+++ Records for this exercise

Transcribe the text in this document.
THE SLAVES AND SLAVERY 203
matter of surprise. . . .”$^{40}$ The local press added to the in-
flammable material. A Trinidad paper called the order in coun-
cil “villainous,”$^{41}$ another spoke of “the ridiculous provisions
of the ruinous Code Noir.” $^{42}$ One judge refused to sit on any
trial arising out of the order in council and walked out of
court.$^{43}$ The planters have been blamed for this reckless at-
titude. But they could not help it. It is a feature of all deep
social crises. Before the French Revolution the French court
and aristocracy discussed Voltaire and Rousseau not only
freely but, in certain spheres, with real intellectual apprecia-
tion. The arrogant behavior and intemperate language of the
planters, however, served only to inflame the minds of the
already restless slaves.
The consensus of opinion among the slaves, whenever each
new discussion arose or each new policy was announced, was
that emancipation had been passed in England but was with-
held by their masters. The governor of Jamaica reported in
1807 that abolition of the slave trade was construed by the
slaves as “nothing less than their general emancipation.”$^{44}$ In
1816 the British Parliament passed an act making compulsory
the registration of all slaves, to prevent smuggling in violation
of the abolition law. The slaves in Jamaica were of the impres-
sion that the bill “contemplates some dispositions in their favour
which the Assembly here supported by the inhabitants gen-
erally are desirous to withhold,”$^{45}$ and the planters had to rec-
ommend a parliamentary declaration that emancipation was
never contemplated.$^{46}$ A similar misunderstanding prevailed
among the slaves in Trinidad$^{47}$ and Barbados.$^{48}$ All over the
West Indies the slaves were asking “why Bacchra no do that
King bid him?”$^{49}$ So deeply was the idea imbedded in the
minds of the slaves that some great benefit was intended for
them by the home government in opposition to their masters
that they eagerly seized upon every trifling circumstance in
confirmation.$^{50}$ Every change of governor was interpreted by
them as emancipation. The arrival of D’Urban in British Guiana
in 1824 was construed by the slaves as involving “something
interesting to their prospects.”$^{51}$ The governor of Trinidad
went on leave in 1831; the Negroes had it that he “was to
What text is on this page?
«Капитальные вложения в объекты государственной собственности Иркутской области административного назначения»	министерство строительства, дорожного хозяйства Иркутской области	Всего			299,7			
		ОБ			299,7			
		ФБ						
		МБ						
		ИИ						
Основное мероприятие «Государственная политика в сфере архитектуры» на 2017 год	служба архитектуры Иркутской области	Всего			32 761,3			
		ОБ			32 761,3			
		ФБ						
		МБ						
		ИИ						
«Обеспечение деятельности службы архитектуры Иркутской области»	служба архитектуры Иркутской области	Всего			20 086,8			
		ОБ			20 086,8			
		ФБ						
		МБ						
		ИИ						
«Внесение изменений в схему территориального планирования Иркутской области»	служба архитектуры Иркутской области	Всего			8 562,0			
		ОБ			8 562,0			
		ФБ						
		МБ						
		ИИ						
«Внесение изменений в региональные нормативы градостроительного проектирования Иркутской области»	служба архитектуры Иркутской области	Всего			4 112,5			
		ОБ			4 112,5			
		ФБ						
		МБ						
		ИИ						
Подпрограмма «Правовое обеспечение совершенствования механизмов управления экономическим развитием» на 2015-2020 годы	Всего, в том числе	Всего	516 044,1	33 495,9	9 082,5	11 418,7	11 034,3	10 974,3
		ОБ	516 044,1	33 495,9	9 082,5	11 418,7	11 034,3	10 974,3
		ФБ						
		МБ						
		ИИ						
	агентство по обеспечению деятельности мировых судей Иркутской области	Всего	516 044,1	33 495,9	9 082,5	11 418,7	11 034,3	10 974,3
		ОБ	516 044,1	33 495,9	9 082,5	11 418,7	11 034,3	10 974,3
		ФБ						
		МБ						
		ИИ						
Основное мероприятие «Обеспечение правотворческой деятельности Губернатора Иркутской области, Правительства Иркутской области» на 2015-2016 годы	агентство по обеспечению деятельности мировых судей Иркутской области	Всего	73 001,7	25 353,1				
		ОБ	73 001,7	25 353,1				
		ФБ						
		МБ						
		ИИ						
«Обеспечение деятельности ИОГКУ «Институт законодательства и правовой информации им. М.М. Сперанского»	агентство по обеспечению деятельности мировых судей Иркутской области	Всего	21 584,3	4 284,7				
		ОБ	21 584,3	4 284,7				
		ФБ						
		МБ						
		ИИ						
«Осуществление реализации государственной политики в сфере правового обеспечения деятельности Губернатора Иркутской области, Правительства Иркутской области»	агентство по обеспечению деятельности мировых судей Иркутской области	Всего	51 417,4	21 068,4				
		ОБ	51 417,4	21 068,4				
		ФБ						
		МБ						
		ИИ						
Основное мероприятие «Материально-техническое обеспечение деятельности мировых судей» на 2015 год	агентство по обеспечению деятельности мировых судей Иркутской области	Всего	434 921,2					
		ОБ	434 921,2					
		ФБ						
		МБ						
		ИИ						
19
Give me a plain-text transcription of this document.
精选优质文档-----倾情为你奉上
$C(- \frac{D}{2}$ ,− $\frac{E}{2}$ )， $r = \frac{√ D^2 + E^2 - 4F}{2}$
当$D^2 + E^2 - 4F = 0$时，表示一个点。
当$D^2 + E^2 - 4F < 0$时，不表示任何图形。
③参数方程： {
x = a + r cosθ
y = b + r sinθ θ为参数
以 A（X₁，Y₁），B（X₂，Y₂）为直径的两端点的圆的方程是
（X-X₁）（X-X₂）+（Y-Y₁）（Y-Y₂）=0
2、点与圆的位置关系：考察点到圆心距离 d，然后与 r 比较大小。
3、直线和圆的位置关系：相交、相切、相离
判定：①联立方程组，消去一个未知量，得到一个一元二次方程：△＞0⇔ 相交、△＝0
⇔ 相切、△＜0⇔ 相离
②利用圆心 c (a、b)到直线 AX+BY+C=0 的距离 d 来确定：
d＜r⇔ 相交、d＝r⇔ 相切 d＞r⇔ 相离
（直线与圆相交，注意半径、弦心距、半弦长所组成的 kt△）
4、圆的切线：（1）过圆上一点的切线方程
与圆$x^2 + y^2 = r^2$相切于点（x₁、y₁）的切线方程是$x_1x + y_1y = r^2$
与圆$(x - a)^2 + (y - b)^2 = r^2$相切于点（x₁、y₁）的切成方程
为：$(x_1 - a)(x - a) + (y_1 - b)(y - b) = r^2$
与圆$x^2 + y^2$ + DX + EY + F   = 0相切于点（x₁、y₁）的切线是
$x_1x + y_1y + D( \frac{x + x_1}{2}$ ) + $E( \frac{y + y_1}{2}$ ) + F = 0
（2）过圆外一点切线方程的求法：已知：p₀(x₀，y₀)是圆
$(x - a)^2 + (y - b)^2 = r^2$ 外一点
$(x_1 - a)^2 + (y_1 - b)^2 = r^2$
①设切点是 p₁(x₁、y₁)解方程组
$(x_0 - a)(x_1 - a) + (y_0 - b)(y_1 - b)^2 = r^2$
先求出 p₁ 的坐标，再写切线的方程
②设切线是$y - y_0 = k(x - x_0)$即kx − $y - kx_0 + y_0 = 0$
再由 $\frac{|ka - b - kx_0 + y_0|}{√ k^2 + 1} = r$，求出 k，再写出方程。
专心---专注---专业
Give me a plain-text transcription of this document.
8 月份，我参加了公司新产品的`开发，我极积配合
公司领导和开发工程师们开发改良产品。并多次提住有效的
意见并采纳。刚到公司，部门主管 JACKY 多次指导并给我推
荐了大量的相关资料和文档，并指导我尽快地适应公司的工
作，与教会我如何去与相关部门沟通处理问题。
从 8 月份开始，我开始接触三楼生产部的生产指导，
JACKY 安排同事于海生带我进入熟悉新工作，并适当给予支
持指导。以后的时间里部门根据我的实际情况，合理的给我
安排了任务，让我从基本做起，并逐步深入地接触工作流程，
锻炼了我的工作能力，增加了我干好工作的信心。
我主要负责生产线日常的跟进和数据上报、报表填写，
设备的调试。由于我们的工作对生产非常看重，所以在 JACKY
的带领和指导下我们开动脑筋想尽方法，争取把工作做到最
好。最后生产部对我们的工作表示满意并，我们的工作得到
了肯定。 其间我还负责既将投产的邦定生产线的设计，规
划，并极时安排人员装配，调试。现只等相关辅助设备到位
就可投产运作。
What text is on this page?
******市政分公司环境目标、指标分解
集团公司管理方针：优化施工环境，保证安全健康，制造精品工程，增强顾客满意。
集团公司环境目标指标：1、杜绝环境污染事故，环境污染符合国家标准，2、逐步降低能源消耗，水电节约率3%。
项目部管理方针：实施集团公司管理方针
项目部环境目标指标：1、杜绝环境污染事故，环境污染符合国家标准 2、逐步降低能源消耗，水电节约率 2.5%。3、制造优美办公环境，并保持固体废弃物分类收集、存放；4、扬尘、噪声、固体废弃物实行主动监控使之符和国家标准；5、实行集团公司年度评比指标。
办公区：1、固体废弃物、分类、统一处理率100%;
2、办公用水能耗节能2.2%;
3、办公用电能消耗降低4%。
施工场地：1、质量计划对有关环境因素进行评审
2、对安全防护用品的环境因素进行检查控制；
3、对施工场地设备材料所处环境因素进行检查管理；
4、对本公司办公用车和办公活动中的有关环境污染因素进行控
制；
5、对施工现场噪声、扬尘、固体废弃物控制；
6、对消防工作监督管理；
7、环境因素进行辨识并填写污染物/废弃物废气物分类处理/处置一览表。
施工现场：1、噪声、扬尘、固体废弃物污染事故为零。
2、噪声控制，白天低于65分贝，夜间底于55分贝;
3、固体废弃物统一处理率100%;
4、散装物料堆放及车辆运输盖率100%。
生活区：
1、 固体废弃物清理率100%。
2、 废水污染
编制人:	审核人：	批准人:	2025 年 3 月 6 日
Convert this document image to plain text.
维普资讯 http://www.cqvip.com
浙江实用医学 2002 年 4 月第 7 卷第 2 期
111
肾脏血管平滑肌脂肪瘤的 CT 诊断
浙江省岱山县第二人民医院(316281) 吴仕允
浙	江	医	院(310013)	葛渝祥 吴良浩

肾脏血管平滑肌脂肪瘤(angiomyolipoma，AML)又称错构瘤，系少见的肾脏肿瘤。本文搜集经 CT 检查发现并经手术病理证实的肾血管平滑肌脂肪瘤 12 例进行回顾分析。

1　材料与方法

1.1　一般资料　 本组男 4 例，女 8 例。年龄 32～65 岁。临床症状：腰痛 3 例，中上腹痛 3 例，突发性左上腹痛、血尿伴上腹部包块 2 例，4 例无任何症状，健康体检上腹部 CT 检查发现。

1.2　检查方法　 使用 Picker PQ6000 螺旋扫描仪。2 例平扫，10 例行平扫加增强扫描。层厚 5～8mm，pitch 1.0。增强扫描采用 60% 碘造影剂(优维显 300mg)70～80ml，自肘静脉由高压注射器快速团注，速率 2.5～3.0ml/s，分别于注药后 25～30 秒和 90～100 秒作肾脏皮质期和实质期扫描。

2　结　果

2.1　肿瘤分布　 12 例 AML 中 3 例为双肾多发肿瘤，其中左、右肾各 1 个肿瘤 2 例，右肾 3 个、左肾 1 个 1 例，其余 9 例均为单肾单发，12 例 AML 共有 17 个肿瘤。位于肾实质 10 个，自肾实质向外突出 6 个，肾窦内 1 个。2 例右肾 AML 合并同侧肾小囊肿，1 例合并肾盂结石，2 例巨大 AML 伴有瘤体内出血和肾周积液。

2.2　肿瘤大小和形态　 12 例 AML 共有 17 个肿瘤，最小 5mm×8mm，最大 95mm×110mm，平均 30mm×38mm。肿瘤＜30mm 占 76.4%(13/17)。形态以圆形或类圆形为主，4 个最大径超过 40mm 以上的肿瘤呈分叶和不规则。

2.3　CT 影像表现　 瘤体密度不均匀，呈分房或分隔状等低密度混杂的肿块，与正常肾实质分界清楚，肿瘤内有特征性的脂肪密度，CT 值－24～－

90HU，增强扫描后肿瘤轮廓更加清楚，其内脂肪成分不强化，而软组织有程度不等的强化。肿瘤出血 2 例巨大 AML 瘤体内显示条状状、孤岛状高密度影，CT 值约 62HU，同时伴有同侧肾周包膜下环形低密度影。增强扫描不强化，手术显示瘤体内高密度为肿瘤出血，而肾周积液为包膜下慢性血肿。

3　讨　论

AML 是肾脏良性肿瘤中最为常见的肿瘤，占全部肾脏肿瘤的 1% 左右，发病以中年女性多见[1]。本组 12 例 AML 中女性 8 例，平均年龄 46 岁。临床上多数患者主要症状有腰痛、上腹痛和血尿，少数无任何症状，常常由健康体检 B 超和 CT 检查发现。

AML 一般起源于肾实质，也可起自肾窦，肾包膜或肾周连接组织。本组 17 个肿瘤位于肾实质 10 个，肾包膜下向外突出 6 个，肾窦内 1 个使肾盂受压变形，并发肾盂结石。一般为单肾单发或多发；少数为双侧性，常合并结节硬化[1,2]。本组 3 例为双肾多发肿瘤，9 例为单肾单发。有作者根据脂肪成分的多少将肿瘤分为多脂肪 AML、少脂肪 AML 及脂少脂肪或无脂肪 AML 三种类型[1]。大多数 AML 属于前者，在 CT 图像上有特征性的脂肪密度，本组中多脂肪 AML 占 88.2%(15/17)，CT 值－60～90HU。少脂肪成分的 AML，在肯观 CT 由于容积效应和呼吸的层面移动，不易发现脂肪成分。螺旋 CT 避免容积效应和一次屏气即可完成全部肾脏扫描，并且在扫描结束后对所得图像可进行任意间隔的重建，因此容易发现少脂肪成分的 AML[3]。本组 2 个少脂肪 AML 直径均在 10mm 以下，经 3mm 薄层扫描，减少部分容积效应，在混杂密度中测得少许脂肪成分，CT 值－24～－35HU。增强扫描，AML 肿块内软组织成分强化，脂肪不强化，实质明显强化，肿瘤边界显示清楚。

++++++

Directions for this task
Nothing outside the span should appear: transcribe the lines from the one containing "Convert this document image to plain text." through the last line of the records.

Output
Convert this document image to plain text.
维普资讯 http://www.cqvip.com
浙江实用医学 2002 年 4 月第 7 卷第 2 期
111
肾脏血管平滑肌脂肪瘤的 CT 诊断
浙江省岱山县第二人民医院(316281) 吴仕允
浙	江	医	院(310013)	葛渝祥 吴良浩

肾脏血管平滑肌脂肪瘤(angiomyolipoma，AML)又称错构瘤，系少见的肾脏肿瘤。本文搜集经 CT 检查发现并经手术病理证实的肾血管平滑肌脂肪瘤 12 例进行回顾分析。

1　材料与方法

1.1　一般资料　 本组男 4 例，女 8 例。年龄 32～65 岁。临床症状：腰痛 3 例，中上腹痛 3 例，突发性左上腹痛、血尿伴上腹部包块 2 例，4 例无任何症状，健康体检上腹部 CT 检查发现。

1.2　检查方法　 使用 Picker PQ6000 螺旋扫描仪。2 例平扫，10 例行平扫加增强扫描。层厚 5～8mm，pitch 1.0。增强扫描采用 60% 碘造影剂(优维显 300mg)70～80ml，自肘静脉由高压注射器快速团注，速率 2.5～3.0ml/s，分别于注药后 25～30 秒和 90～100 秒作肾脏皮质期和实质期扫描。

2　结　果

2.1　肿瘤分布　 12 例 AML 中 3 例为双肾多发肿瘤，其中左、右肾各 1 个肿瘤 2 例，右肾 3 个、左肾 1 个 1 例，其余 9 例均为单肾单发，12 例 AML 共有 17 个肿瘤。位于肾实质 10 个，自肾实质向外突出 6 个，肾窦内 1 个。2 例右肾 AML 合并同侧肾小囊肿，1 例合并肾盂结石，2 例巨大 AML 伴有瘤体内出血和肾周积液。

2.2　肿瘤大小和形态　 12 例 AML 共有 17 个肿瘤，最小 5mm×8mm，最大 95mm×110mm，平均 30mm×38mm。肿瘤＜30mm 占 76.4%(13/17)。形态以圆形或类圆形为主，4 个最大径超过 40mm 以上的肿瘤呈分叶和不规则。

2.3　CT 影像表现　 瘤体密度不均匀，呈分房或分隔状等低密度混杂的肿块，与正常肾实质分界清楚，肿瘤内有特征性的脂肪密度，CT 值－24～－

90HU，增强扫描后肿瘤轮廓更加清楚，其内脂肪成分不强化，而软组织有程度不等的强化。肿瘤出血 2 例巨大 AML 瘤体内显示条状状、孤岛状高密度影，CT 值约 62HU，同时伴有同侧肾周包膜下环形低密度影。增强扫描不强化，手术显示瘤体内高密度为肿瘤出血，而肾周积液为包膜下慢性血肿。

3　讨　论

AML 是肾脏良性肿瘤中最为常见的肿瘤，占全部肾脏肿瘤的 1% 左右，发病以中年女性多见[1]。本组 12 例 AML 中女性 8 例，平均年龄 46 岁。临床上多数患者主要症状有腰痛、上腹痛和血尿，少数无任何症状，常常由健康体检 B 超和 CT 检查发现。

AML 一般起源于肾实质，也可起自肾窦，肾包膜或肾周连接组织。本组 17 个肿瘤位于肾实质 10 个，肾包膜下向外突出 6 个，肾窦内 1 个使肾盂受压变形，并发肾盂结石。一般为单肾单发或多发；少数为双侧性，常合并结节硬化[1,2]。本组 3 例为双肾多发肿瘤，9 例为单肾单发。有作者根据脂肪成分的多少将肿瘤分为多脂肪 AML、少脂肪 AML 及脂少脂肪或无脂肪 AML 三种类型[1]。大多数 AML 属于前者，在 CT 图像上有特征性的脂肪密度，本组中多脂肪 AML 占 88.2%(15/17)，CT 值－60～90HU。少脂肪成分的 AML，在肯观 CT 由于容积效应和呼吸的层面移动，不易发现脂肪成分。螺旋 CT 避免容积效应和一次屏气即可完成全部肾脏扫描，并且在扫描结束后对所得图像可进行任意间隔的重建，因此容易发现少脂肪成分的 AML[3]。本组 2 个少脂肪 AML 直径均在 10mm 以下，经 3mm 薄层扫描，减少部分容积效应，在混杂密度中测得少许脂肪成分，CT 值－24～－35HU。增强扫描，AML 肿块内软组织成分强化，脂肪不强化，实质明显强化，肿瘤边界显示清楚。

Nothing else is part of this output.